--- begin ---

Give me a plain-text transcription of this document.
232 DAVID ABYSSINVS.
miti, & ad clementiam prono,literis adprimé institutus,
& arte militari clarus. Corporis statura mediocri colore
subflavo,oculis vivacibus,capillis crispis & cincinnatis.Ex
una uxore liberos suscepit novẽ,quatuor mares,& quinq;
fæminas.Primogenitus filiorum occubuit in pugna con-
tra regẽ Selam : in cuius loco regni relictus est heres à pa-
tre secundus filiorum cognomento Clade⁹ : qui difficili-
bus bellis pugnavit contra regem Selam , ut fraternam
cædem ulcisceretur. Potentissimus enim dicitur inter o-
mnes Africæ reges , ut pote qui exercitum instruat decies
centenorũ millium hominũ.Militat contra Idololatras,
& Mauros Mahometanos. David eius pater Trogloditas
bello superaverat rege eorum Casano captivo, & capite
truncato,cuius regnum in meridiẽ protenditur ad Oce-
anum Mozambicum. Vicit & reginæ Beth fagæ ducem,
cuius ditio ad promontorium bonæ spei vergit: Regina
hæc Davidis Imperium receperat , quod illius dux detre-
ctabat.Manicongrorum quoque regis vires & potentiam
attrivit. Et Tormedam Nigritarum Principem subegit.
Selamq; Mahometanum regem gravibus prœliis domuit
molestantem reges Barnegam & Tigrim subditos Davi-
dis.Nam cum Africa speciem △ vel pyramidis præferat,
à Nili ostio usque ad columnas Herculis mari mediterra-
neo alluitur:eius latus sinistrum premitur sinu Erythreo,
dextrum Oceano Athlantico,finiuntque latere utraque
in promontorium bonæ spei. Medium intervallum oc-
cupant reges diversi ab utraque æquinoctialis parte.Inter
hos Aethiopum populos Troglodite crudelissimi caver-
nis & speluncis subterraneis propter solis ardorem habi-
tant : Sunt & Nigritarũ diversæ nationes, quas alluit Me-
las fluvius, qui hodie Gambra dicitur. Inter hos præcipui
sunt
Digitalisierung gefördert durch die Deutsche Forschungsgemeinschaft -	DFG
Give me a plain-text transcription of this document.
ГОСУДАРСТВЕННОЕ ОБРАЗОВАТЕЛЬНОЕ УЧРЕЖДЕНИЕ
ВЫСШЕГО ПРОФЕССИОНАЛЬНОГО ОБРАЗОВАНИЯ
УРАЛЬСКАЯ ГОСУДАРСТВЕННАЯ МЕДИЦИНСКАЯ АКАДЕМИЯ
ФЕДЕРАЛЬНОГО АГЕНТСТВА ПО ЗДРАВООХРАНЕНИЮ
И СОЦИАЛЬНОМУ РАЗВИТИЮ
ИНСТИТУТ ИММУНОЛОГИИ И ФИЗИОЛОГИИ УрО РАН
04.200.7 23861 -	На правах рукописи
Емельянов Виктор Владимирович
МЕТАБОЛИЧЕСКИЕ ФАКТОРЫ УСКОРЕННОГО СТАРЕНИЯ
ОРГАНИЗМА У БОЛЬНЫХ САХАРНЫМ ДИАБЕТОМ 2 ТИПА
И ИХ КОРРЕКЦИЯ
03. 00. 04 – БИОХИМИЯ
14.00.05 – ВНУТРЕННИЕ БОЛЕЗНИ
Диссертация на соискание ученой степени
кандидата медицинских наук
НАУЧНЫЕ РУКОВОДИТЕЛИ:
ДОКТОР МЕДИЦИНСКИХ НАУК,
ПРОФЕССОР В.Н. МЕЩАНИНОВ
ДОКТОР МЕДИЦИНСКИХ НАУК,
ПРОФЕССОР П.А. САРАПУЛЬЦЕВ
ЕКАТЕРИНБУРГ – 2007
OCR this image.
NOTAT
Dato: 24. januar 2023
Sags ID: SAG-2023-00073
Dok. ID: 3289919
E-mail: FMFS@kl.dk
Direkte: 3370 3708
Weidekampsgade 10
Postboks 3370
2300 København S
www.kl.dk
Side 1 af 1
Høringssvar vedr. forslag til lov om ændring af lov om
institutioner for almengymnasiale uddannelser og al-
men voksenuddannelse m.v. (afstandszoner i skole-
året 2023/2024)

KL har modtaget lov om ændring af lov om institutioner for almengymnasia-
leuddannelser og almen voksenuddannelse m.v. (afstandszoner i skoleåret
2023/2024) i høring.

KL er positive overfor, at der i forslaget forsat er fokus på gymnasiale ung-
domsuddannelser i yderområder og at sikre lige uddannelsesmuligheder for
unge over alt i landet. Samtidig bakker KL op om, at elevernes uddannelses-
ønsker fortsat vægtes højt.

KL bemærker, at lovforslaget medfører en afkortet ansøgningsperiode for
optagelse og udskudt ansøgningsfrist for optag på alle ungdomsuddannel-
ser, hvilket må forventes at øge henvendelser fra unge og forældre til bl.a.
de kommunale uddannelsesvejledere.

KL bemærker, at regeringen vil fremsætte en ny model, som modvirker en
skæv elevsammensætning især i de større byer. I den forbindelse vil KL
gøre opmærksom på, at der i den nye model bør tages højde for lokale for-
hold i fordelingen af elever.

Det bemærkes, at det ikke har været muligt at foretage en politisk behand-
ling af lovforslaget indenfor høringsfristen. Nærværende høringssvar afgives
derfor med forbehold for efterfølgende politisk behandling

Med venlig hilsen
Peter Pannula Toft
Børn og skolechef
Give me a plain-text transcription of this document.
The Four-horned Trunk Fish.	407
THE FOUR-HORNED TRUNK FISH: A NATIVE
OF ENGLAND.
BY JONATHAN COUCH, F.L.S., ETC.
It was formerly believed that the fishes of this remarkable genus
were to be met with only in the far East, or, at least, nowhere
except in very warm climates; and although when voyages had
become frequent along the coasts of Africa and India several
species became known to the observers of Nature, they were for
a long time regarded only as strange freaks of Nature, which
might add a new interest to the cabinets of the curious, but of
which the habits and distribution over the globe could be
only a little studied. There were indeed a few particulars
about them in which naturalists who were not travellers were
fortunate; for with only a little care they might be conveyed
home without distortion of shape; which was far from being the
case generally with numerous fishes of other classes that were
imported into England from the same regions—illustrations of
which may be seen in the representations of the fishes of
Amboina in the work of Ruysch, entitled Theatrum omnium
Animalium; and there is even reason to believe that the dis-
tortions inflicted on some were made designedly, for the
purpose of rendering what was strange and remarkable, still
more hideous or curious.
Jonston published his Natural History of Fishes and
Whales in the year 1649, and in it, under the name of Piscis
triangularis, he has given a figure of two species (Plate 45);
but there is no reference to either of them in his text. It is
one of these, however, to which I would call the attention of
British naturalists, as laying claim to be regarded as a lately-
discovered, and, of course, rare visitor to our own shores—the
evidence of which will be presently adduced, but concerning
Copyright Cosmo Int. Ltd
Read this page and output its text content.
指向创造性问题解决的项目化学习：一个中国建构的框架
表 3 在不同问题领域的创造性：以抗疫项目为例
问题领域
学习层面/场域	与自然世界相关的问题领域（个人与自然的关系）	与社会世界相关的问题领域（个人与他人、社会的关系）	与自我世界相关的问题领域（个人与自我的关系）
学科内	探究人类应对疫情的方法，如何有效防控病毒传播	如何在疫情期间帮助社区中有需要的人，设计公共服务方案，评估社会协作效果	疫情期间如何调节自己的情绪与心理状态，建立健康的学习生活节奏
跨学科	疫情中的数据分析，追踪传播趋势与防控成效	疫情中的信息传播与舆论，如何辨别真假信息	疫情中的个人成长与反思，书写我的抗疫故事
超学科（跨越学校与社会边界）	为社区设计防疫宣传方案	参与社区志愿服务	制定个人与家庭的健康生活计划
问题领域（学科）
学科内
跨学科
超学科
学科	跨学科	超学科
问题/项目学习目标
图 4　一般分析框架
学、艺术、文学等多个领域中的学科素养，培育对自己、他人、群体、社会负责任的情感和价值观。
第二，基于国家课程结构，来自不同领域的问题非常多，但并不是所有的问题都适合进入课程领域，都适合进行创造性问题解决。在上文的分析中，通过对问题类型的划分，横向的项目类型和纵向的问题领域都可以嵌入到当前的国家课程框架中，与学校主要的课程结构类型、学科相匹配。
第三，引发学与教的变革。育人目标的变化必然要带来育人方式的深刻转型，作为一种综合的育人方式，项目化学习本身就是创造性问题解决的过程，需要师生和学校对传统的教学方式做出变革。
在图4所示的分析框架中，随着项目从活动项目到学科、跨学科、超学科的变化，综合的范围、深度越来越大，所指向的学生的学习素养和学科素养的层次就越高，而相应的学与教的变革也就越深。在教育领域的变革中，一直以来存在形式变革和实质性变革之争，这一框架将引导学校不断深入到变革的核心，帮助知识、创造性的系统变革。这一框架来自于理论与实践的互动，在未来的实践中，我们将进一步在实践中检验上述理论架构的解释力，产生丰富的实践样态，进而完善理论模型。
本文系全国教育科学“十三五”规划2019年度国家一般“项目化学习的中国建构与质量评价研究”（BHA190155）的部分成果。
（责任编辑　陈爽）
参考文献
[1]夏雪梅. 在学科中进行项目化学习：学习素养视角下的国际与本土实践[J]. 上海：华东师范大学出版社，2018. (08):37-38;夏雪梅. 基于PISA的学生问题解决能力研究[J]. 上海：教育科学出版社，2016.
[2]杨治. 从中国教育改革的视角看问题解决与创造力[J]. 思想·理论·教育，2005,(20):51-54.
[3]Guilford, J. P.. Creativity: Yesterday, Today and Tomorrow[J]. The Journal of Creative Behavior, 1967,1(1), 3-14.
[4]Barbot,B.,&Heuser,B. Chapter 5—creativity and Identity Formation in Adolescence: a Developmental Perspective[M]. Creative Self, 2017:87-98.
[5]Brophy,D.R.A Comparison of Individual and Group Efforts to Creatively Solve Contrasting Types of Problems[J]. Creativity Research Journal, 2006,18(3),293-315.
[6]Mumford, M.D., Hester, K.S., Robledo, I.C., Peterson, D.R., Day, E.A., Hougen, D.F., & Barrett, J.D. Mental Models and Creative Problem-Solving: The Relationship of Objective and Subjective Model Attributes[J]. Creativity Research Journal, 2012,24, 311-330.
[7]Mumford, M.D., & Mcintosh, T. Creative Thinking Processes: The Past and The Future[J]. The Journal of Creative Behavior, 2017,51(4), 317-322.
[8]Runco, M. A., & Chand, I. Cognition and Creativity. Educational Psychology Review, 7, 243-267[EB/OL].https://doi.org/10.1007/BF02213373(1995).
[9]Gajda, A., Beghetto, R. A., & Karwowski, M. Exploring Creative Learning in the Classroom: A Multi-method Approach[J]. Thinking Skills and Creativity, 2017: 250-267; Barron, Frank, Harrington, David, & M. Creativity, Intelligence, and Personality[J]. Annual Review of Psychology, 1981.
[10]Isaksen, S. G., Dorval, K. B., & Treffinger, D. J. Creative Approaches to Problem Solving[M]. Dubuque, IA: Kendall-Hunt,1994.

--- end ---

Given request
From the entries above, collect every line with the string "ændring" in it.

Final answer
Høringssvar vedr. forslag til lov om ændring af lov om
KL har modtaget lov om ændring af lov om institutioner for almengymnasia-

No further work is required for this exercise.